§ **Provided data**:
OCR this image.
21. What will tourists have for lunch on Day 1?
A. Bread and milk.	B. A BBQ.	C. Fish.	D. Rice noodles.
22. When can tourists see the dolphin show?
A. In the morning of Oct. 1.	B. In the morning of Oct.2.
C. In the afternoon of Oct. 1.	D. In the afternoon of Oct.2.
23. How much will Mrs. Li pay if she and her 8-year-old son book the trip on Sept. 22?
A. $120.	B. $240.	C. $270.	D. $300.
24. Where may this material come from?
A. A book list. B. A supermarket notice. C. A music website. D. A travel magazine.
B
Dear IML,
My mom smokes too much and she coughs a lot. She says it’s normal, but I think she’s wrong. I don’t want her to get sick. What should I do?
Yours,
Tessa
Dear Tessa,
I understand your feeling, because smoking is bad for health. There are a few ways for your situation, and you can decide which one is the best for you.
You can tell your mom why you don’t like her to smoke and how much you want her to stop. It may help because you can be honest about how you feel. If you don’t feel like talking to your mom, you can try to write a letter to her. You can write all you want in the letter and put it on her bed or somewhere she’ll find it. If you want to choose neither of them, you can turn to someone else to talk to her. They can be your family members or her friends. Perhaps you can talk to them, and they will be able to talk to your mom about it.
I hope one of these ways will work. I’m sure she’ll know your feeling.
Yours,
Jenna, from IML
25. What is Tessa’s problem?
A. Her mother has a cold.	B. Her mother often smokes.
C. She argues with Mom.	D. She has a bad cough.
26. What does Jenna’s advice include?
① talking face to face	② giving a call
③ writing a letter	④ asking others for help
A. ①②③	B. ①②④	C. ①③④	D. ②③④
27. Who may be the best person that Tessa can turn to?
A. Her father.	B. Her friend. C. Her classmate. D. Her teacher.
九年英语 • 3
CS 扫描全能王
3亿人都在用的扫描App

...

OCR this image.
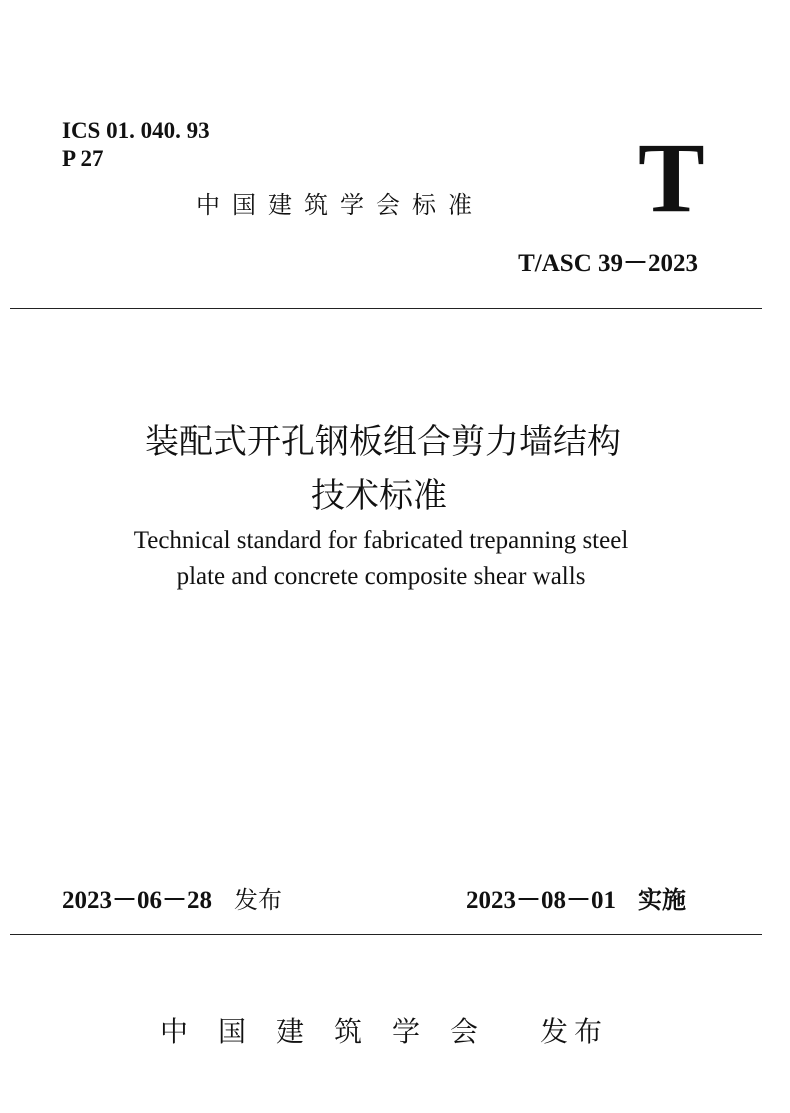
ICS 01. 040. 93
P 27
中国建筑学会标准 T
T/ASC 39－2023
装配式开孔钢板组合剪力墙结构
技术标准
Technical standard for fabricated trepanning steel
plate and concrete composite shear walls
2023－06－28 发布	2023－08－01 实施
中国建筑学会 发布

--

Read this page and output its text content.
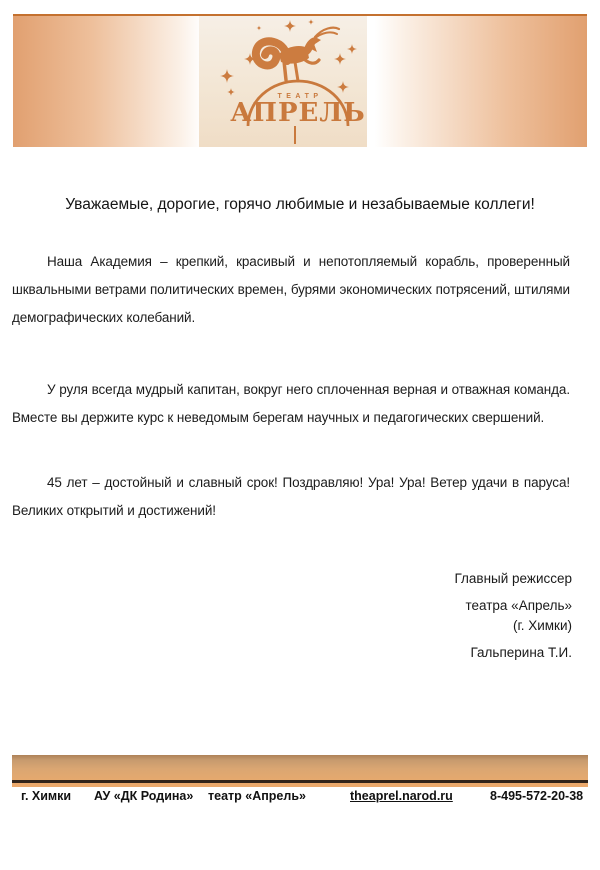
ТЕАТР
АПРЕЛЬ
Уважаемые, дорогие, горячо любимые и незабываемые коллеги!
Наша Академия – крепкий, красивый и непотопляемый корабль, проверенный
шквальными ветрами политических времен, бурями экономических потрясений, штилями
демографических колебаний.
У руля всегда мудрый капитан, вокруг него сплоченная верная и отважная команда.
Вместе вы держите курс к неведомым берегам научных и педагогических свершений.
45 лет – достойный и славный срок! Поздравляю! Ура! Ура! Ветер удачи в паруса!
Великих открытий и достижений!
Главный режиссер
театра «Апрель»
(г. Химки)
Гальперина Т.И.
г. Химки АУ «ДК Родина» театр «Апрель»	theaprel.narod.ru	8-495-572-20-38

§ **Prompt**:
What is the number of lines in the data holding the word "tourists"? Reply with that number only.

§ **Solution**:
2